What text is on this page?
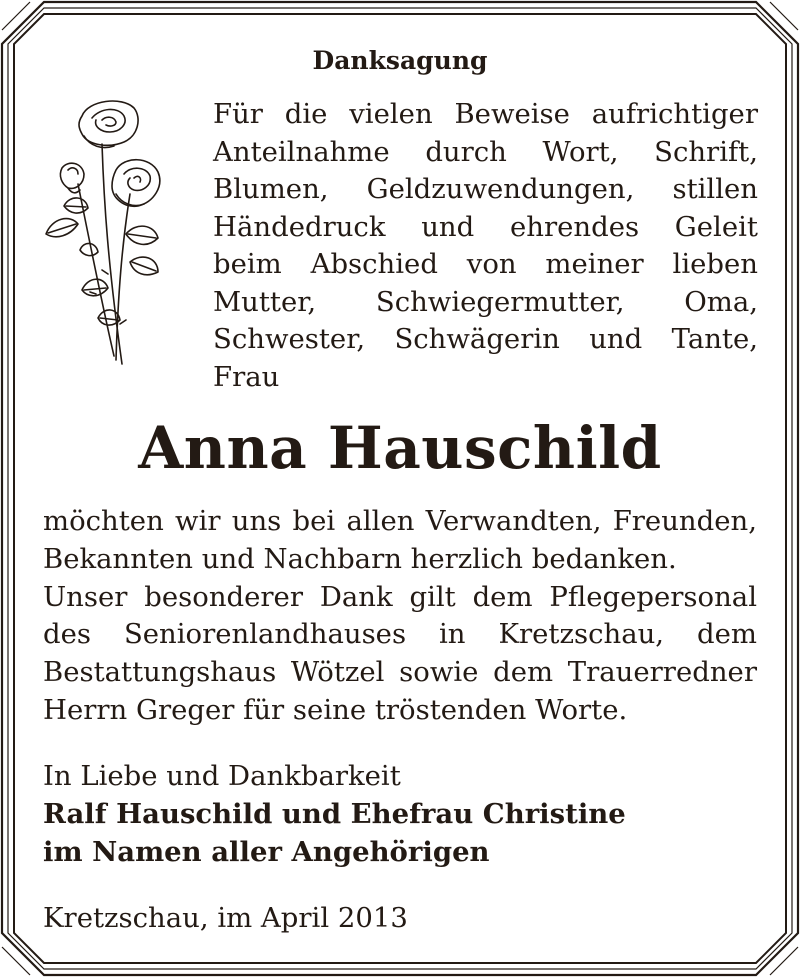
Danksagung
Für die vielen Beweise aufrichtiger
Anteilnahme durch Wort, Schrift,
Blumen, Geldzuwendungen, stillen
Händedruck und ehrendes Geleit
beim Abschied von meiner lieben
Mutter, Schwiegermutter, Oma,
Schwester, Schwägerin und Tante,
Frau
Anna Hauschild
möchten wir uns bei allen Verwandten, Freunden,
Bekannten und Nachbarn herzlich bedanken.
Unser besonderer Dank gilt dem Pflegepersonal
des Seniorenlandhauses in Kretzschau, dem
Bestattungshaus Wötzel sowie dem Trauerredner
Herrn Greger für seine tröstenden Worte.
In Liebe und Dankbarkeit
Ralf Hauschild und Ehefrau Christine
im Namen aller Angehörigen
Kretzschau, im April 2013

TASK OBJECTIVE: Select the lines from the entries that include the word "Hauschild".

RESULT FOR THIS EXERCISE:
Anna Hauschild
Ralf Hauschild und Ehefrau Christine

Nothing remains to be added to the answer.